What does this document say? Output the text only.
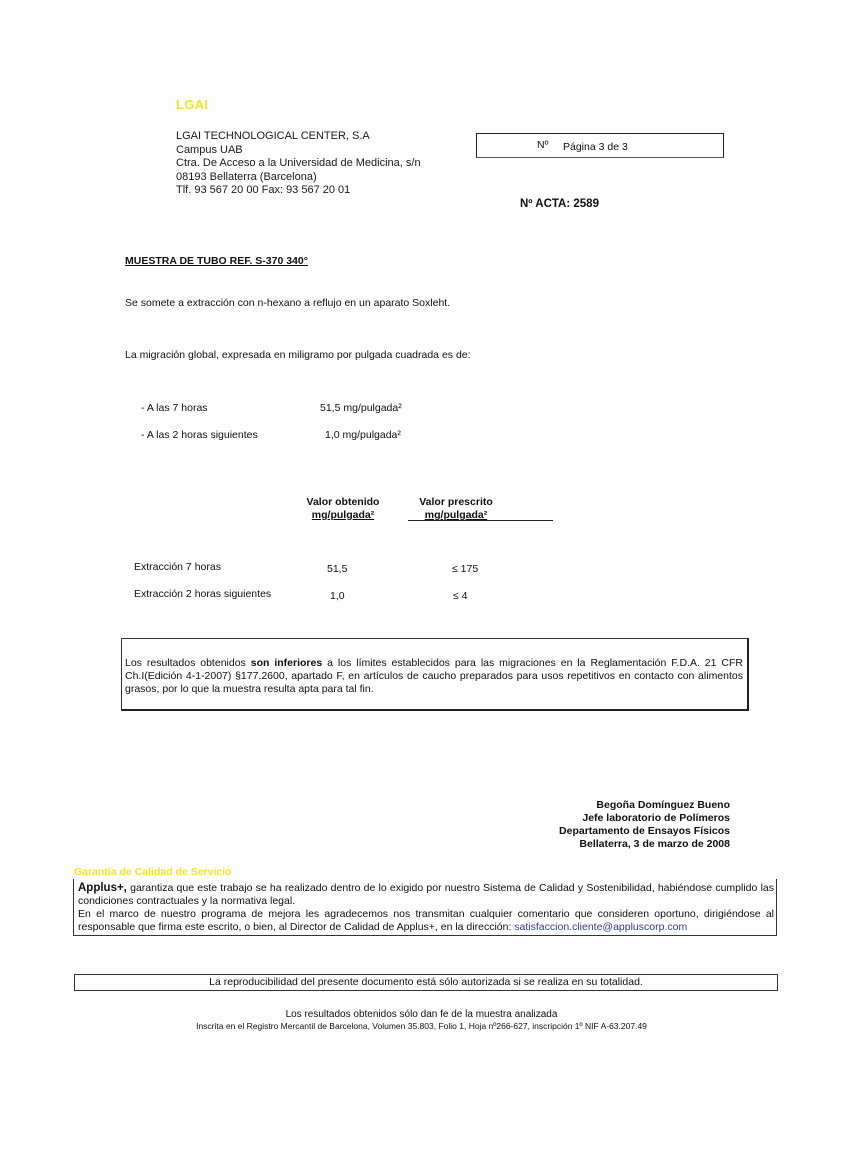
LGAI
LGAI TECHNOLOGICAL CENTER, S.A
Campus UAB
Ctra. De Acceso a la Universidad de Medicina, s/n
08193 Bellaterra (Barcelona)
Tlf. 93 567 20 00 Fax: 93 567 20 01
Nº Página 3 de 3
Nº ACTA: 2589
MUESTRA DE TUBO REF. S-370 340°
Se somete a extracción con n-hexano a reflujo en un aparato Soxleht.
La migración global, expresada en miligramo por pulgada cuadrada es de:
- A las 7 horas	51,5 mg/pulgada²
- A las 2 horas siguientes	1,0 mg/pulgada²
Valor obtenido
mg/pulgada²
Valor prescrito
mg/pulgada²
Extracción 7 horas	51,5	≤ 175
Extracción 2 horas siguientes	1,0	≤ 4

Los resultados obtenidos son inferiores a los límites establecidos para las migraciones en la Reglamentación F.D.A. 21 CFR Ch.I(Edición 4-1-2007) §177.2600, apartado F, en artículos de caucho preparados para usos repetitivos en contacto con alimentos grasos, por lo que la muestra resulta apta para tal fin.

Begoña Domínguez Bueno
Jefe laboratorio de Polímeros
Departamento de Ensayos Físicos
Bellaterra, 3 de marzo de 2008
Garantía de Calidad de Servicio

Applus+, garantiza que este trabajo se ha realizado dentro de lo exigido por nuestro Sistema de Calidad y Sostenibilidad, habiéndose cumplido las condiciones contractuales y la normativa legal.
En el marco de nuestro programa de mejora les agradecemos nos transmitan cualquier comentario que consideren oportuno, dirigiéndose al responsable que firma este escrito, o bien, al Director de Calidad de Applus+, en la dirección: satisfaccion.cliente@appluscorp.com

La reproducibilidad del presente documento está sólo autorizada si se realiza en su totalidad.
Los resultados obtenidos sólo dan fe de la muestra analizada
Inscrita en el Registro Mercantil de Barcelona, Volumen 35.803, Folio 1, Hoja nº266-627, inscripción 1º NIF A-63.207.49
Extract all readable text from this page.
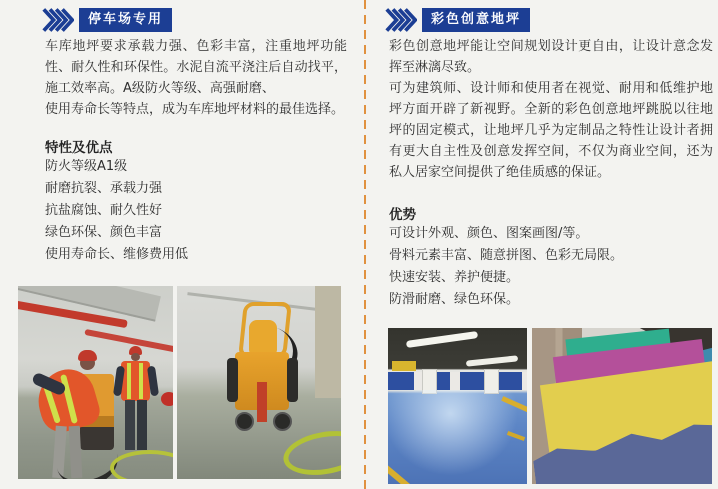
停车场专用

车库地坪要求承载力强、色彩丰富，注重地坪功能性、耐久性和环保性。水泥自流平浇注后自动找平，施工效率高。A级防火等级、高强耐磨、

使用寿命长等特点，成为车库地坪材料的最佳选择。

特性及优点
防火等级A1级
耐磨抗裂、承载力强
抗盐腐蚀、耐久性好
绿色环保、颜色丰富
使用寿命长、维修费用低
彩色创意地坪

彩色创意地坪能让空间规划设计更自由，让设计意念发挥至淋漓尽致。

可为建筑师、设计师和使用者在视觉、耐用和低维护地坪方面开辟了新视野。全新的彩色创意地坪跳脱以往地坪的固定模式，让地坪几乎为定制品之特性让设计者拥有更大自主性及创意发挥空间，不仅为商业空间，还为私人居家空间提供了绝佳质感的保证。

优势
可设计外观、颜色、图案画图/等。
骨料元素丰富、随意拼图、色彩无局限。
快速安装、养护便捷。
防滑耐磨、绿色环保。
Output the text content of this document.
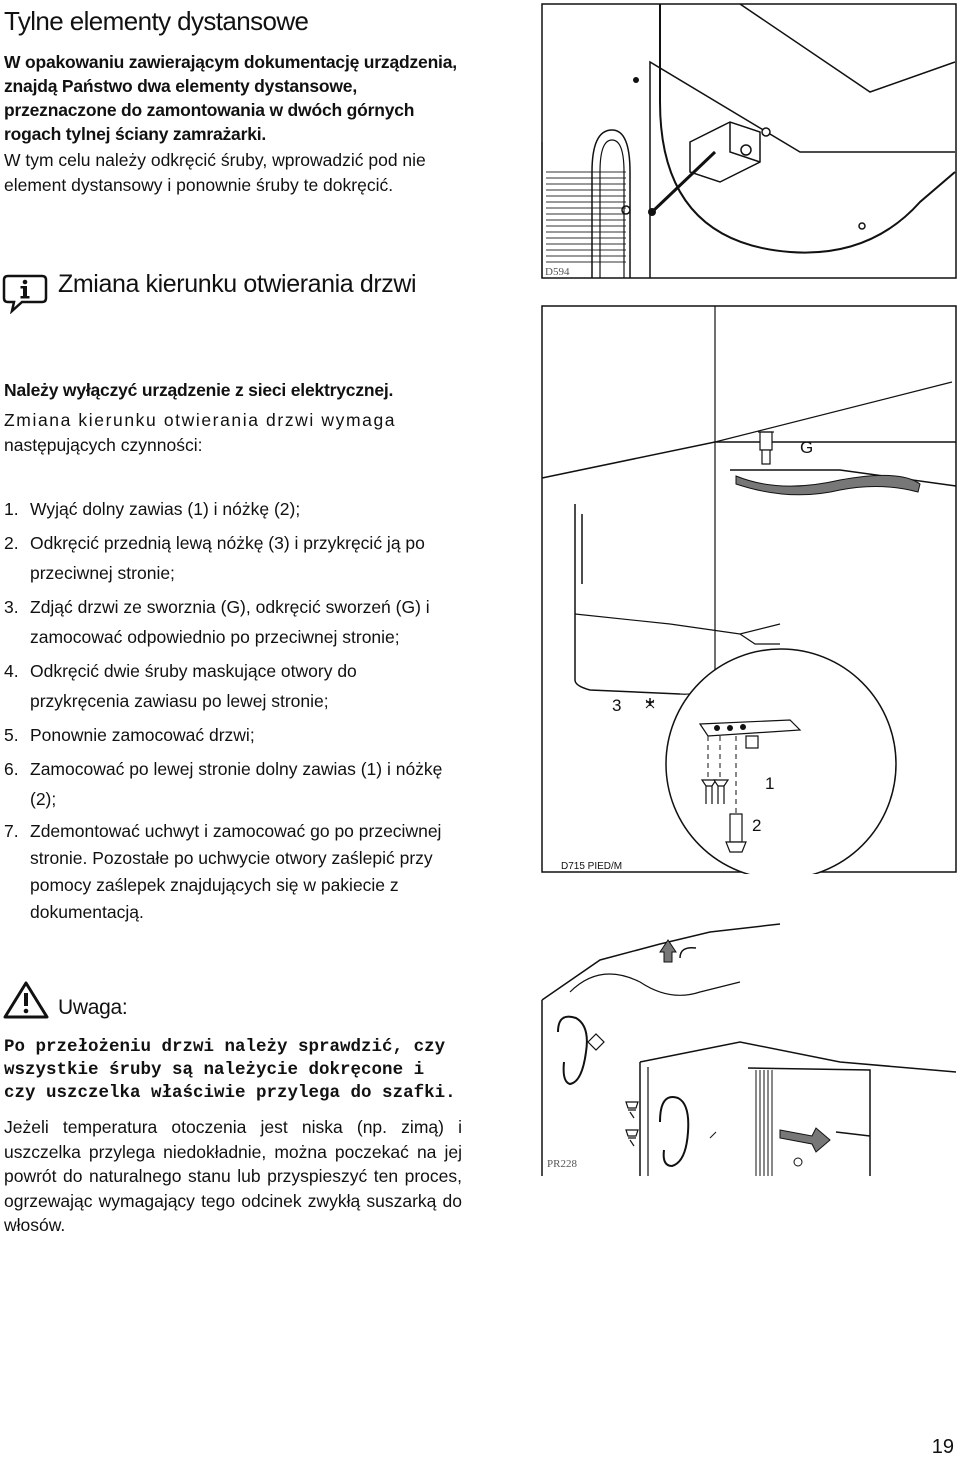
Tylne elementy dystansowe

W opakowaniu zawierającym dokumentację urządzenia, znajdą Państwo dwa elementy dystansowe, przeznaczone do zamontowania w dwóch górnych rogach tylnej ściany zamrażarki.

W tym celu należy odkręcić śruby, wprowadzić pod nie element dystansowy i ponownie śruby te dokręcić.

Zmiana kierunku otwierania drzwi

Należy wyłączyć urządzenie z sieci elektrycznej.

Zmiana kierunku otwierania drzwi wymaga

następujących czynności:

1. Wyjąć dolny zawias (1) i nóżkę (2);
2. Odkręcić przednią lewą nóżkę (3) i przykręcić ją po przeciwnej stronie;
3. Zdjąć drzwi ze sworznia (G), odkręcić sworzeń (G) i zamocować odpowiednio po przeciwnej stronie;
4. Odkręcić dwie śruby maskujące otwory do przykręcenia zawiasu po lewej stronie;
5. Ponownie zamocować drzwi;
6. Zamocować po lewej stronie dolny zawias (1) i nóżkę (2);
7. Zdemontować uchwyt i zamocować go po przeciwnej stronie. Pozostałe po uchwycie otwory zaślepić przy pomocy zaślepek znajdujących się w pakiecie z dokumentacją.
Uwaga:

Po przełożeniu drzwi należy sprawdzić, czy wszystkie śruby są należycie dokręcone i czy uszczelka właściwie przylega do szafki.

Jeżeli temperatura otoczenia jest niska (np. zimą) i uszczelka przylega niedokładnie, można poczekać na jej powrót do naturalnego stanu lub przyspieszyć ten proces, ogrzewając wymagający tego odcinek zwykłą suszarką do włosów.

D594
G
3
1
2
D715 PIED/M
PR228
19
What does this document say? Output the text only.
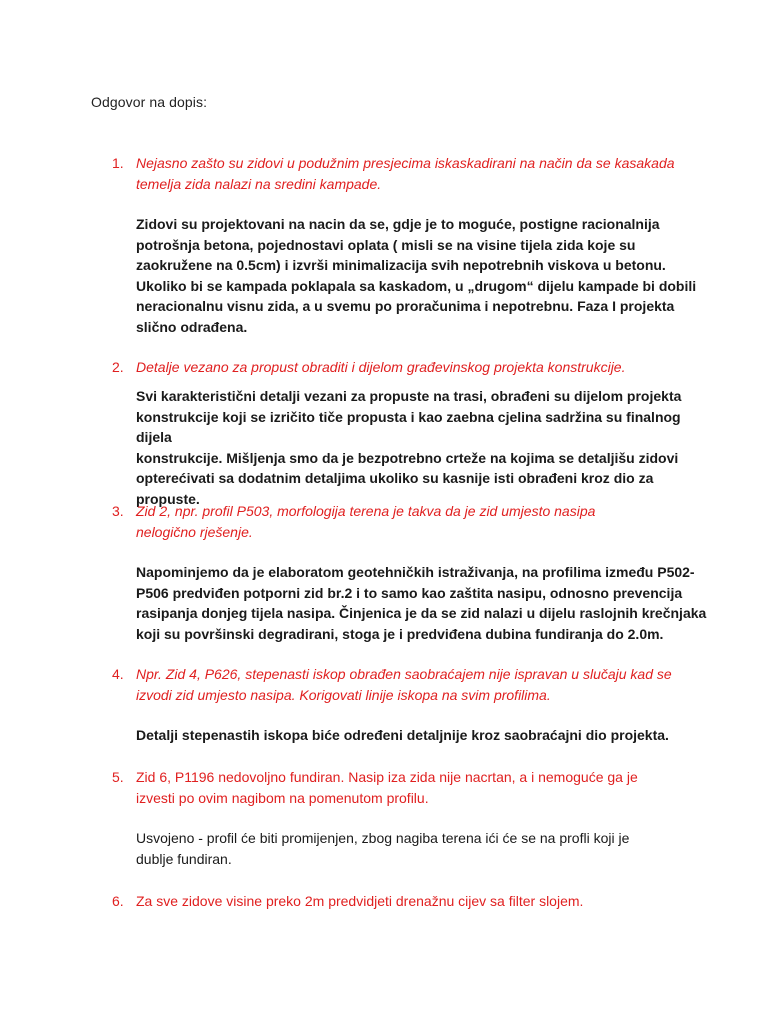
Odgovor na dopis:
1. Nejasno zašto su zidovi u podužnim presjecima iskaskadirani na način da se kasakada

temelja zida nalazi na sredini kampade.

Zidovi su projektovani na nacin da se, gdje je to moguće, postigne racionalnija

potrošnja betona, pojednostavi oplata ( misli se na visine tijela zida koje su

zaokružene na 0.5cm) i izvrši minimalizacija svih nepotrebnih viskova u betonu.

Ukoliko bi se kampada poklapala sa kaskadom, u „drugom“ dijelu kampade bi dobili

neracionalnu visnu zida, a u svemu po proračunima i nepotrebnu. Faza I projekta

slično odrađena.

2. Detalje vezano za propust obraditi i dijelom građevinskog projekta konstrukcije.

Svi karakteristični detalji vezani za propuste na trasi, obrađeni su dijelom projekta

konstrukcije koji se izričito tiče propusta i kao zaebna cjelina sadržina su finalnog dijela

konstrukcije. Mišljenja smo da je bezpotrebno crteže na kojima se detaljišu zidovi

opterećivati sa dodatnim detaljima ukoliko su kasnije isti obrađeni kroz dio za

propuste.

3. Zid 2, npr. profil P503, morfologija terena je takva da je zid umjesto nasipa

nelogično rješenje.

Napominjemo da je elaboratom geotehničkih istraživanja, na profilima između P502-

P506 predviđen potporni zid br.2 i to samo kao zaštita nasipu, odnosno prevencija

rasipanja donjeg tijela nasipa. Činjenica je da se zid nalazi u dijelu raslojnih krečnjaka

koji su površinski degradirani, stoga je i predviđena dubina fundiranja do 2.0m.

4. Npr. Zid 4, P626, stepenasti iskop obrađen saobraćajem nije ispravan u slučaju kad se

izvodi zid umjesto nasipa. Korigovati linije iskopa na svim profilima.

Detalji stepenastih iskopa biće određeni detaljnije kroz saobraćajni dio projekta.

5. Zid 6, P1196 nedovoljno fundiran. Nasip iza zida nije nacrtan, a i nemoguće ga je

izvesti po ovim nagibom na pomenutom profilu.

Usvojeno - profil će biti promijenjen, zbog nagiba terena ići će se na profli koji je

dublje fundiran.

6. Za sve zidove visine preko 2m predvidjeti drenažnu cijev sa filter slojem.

> EXERCISE TASK
Sift the material for lines with the string "este". Copy each one found.

> TASK OUTPUT
Applus+, garantiza que este trabajo se ha realizado dentro de lo exigido por nuestro Sistema de Calidad y Sostenibilidad, habiéndose cumplido las condiciones contractuales y la normativa legal.
En el marco de nuestro programa de mejora les agradecemos nos transmitan cualquier comentario que consideren oportuno, dirigiéndose al responsable que firma este escrito, o bien, al Director de Calidad de Applus+, en la dirección: satisfaccion.cliente@appluscorp.com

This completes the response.